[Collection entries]
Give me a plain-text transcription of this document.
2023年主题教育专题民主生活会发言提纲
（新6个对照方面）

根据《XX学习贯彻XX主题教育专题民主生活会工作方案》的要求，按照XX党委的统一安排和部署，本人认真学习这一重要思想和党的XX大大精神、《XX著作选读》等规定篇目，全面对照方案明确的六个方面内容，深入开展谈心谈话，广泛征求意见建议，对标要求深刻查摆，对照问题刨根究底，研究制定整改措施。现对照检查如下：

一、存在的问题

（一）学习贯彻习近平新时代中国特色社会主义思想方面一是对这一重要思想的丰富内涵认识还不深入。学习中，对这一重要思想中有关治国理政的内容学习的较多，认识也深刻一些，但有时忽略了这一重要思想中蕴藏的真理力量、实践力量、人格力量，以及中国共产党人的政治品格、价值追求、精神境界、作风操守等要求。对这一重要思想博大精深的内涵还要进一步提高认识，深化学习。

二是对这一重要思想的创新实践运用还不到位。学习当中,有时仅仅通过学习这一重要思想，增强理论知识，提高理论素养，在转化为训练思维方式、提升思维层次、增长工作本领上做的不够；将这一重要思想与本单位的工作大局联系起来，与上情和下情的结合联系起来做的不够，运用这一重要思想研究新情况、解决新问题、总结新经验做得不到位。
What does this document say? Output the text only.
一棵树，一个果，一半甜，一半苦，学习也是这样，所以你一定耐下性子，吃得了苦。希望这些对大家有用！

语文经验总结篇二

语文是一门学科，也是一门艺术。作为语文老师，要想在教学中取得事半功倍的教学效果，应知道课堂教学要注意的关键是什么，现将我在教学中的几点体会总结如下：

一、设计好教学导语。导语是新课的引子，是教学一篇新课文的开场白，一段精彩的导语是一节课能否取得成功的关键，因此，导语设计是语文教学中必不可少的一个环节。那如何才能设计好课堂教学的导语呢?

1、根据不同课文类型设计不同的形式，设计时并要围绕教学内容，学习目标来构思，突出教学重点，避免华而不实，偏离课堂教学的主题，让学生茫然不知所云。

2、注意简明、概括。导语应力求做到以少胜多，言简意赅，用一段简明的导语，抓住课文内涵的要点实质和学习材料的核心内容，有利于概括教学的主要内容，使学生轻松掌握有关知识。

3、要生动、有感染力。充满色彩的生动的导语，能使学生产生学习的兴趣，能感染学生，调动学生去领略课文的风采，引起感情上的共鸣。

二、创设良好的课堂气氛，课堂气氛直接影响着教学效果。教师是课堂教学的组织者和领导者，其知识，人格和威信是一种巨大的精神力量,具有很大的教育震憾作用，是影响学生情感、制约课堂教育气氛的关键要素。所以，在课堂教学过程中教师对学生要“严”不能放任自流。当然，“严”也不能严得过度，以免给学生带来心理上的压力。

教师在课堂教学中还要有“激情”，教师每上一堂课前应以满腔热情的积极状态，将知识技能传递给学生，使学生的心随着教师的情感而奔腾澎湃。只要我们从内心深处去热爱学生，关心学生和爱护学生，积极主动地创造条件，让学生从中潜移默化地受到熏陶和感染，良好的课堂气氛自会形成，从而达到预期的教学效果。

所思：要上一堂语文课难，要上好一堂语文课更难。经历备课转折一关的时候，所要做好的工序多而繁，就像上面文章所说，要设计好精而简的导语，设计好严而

## To do
Copy all data exactly, start to finish.

## Solved problem
Give me a plain-text transcription of this document.
2023年主题教育专题民主生活会发言提纲
（新6个对照方面）

根据《XX学习贯彻XX主题教育专题民主生活会工作方案》的要求，按照XX党委的统一安排和部署，本人认真学习这一重要思想和党的XX大大精神、《XX著作选读》等规定篇目，全面对照方案明确的六个方面内容，深入开展谈心谈话，广泛征求意见建议，对标要求深刻查摆，对照问题刨根究底，研究制定整改措施。现对照检查如下：

一、存在的问题

（一）学习贯彻习近平新时代中国特色社会主义思想方面一是对这一重要思想的丰富内涵认识还不深入。学习中，对这一重要思想中有关治国理政的内容学习的较多，认识也深刻一些，但有时忽略了这一重要思想中蕴藏的真理力量、实践力量、人格力量，以及中国共产党人的政治品格、价值追求、精神境界、作风操守等要求。对这一重要思想博大精深的内涵还要进一步提高认识，深化学习。

二是对这一重要思想的创新实践运用还不到位。学习当中,有时仅仅通过学习这一重要思想，增强理论知识，提高理论素养，在转化为训练思维方式、提升思维层次、增长工作本领上做的不够；将这一重要思想与本单位的工作大局联系起来，与上情和下情的结合联系起来做的不够，运用这一重要思想研究新情况、解决新问题、总结新经验做得不到位。
What does this document say? Output the text only.
一棵树，一个果，一半甜，一半苦，学习也是这样，所以你一定耐下性子，吃得了苦。希望这些对大家有用！

语文经验总结篇二

语文是一门学科，也是一门艺术。作为语文老师，要想在教学中取得事半功倍的教学效果，应知道课堂教学要注意的关键是什么，现将我在教学中的几点体会总结如下：

一、设计好教学导语。导语是新课的引子，是教学一篇新课文的开场白，一段精彩的导语是一节课能否取得成功的关键，因此，导语设计是语文教学中必不可少的一个环节。那如何才能设计好课堂教学的导语呢?

1、根据不同课文类型设计不同的形式，设计时并要围绕教学内容，学习目标来构思，突出教学重点，避免华而不实，偏离课堂教学的主题，让学生茫然不知所云。

2、注意简明、概括。导语应力求做到以少胜多，言简意赅，用一段简明的导语，抓住课文内涵的要点实质和学习材料的核心内容，有利于概括教学的主要内容，使学生轻松掌握有关知识。

3、要生动、有感染力。充满色彩的生动的导语，能使学生产生学习的兴趣，能感染学生，调动学生去领略课文的风采，引起感情上的共鸣。

二、创设良好的课堂气氛，课堂气氛直接影响着教学效果。教师是课堂教学的组织者和领导者，其知识，人格和威信是一种巨大的精神力量,具有很大的教育震憾作用，是影响学生情感、制约课堂教育气氛的关键要素。所以，在课堂教学过程中教师对学生要“严”不能放任自流。当然，“严”也不能严得过度，以免给学生带来心理上的压力。

教师在课堂教学中还要有“激情”，教师每上一堂课前应以满腔热情的积极状态，将知识技能传递给学生，使学生的心随着教师的情感而奔腾澎湃。只要我们从内心深处去热爱学生，关心学生和爱护学生，积极主动地创造条件，让学生从中潜移默化地受到熏陶和感染，良好的课堂气氛自会形成，从而达到预期的教学效果。

所思：要上一堂语文课难，要上好一堂语文课更难。经历备课转折一关的时候，所要做好的工序多而繁，就像上面文章所说，要设计好精而简的导语，设计好严而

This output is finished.